System of Judicial Notice


Professor Davis points out, A System of Judicial Notice Based on Fairness and Convenience, in Perspectives of Law 69, 73 (1964), every case involves the use of hundreds or thousands of non-evidence facts. When a witness in an automobile accident case says “car,” everyone, judge and jury included, furnishes, from non-evidence sources within himself, the supplementing information that the “car” is an automobile, not a railroad car, that it is self-propelled, probably by an internal combustion engine, that it may be assumed to have four wheels with pneumatic rubber tires, and so on. The judicial process cannot construct every case from scratch, like Descartes creating a world based on the postulate Cogito, ergo sum. These items could not possibly be introduced into evidence, and no one suggests that they be. Nor are they appropriate subjects for any formalized treatment of judicial notice of facts. See Levin and Levy, Persuading the Jury with Facts Not in Evidence: The Fiction-Science Spectrum, 105 U.Pa.L.Rev. 139 (1956).

DATA
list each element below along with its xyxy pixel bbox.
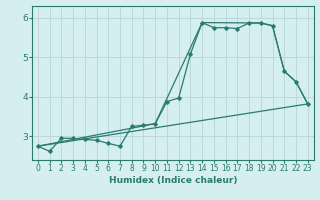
X-axis label: Humidex (Indice chaleur): Humidex (Indice chaleur) — [108, 176, 237, 185]
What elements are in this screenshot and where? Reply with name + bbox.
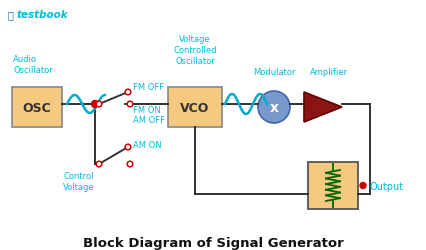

WORK TO DO
a - Name every person mentioned in the passage on judicial notice.
b - Write the next part of the passage on judicial notice, picking up after its final sentence.
The material has no connection to the passage on judicial notice.

ANSWER SET
a - Davis, Descartes, Levin, Levy

b -
Professor Davis says:

“The reason we use trial-type procedure, I think, is that we make the practical judgement, on the basis of experience, that taking evidence, subject to cross-examination and rebuttal, is the best way to resolve controversies involving disputes of adjudicative facts, that is, facts pertaining to the parties. The reason we require a determination on the record is that we think fair procedure in resolving disputes of adjudicative facts calls for giving each party a chance to meet in the appropriate fashion the facts that come to the tribunal’s attention, and the appropriate fashion for meeting disputed adjudicative facts includes rebuttal evidence, cross-examination, usually confrontation, and argument (either written or oral or both). The key to a fair trial is opportunity to use the appropriate weapons (rebuttal evidence, cross-examination, and argument) to meet adverse materials that come to the tribunal’s attention.” A System of Judicial Notice Based on Fairness and Convenience, in Perspectives of Law 69, 93 (1964).

The rule proceeds upon the theory that these considerations call for dispensing with traditional methods of proof only in clear cases. Compare Professor Davis’ conclusion that judicial notice should be a matter of convenience, subject to requirements of procedural fairness. Id., 94.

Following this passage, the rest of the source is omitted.